* _YOUR GOAL_
All entries below are to be set down again, identical to the source.

------------

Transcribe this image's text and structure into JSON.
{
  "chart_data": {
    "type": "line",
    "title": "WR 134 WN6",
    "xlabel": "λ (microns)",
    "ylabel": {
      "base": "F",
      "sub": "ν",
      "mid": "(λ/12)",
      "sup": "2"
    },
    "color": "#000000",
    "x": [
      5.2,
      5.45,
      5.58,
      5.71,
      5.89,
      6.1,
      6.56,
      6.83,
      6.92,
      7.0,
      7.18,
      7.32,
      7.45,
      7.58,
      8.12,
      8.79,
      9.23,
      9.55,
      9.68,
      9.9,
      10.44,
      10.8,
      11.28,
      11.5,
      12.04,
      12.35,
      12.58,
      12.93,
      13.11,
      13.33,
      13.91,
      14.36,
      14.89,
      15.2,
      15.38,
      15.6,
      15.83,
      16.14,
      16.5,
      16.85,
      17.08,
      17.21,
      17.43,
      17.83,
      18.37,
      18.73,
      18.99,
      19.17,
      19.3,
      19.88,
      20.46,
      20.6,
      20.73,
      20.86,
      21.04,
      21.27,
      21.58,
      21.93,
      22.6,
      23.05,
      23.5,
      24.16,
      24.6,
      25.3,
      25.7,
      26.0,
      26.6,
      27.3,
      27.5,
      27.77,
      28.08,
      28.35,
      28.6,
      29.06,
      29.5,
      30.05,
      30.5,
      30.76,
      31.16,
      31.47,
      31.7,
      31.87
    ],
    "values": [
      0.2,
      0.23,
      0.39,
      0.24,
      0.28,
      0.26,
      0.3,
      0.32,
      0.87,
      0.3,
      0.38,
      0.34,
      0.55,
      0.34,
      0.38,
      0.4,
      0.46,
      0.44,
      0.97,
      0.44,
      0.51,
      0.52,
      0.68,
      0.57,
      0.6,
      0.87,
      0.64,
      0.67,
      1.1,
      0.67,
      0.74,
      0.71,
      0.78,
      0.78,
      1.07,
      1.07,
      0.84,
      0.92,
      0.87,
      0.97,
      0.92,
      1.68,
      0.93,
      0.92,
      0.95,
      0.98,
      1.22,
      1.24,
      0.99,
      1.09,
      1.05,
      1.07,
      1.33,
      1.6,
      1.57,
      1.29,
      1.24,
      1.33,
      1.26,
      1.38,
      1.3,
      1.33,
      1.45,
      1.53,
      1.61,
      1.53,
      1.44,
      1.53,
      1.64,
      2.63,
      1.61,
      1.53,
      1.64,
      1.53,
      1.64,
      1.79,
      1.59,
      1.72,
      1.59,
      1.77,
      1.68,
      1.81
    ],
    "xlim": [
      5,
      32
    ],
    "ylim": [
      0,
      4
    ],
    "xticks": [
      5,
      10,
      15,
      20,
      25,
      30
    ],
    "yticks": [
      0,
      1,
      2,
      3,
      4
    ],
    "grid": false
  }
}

------------

* _SOLUTION BELOW_
Transcribe this image's text and structure into JSON.
{
  "chart_data": {
    "type": "line",
    "title": "WR 134 WN6",
    "xlabel": "λ (microns)",
    "ylabel": {
      "base": "F",
      "sub": "ν",
      "mid": "(λ/12)",
      "sup": "2"
    },
    "color": "#000000",
    "x": [
      5.2,
      5.45,
      5.58,
      5.71,
      5.89,
      6.1,
      6.56,
      6.83,
      6.92,
      7.0,
      7.18,
      7.32,
      7.45,
      7.58,
      8.12,
      8.79,
      9.23,
      9.55,
      9.68,
      9.9,
      10.44,
      10.8,
      11.28,
      11.5,
      12.04,
      12.35,
      12.58,
      12.93,
      13.11,
      13.33,
      13.91,
      14.36,
      14.89,
      15.2,
      15.38,
      15.6,
      15.83,
      16.14,
      16.5,
      16.85,
      17.08,
      17.21,
      17.43,
      17.83,
      18.37,
      18.73,
      18.99,
      19.17,
      19.3,
      19.88,
      20.46,
      20.6,
      20.73,
      20.86,
      21.04,
      21.27,
      21.58,
      21.93,
      22.6,
      23.05,
      23.5,
      24.16,
      24.6,
      25.3,
      25.7,
      26.0,
      26.6,
      27.3,
      27.5,
      27.77,
      28.08,
      28.35,
      28.6,
      29.06,
      29.5,
      30.05,
      30.5,
      30.76,
      31.16,
      31.47,
      31.7,
      31.87
    ],
    "values": [
      0.2,
      0.23,
      0.39,
      0.24,
      0.28,
      0.26,
      0.3,
      0.32,
      0.87,
      0.3,
      0.38,
      0.34,
      0.55,
      0.34,
      0.38,
      0.4,
      0.46,
      0.44,
      0.97,
      0.44,
      0.51,
      0.52,
      0.68,
      0.57,
      0.6,
      0.87,
      0.64,
      0.67,
      1.1,
      0.67,
      0.74,
      0.71,
      0.78,
      0.78,
      1.07,
      1.07,
      0.84,
      0.92,
      0.87,
      0.97,
      0.92,
      1.68,
      0.93,
      0.92,
      0.95,
      0.98,
      1.22,
      1.24,
      0.99,
      1.09,
      1.05,
      1.07,
      1.33,
      1.6,
      1.57,
      1.29,
      1.24,
      1.33,
      1.26,
      1.38,
      1.3,
      1.33,
      1.45,
      1.53,
      1.61,
      1.53,
      1.44,
      1.53,
      1.64,
      2.63,
      1.61,
      1.53,
      1.64,
      1.53,
      1.64,
      1.79,
      1.59,
      1.72,
      1.59,
      1.77,
      1.68,
      1.81
    ],
    "xlim": [
      5,
      32
    ],
    "ylim": [
      0,
      4
    ],
    "xticks": [
      5,
      10,
      15,
      20,
      25,
      30
    ],
    "yticks": [
      0,
      1,
      2,
      3,
      4
    ],
    "grid": false
  }
}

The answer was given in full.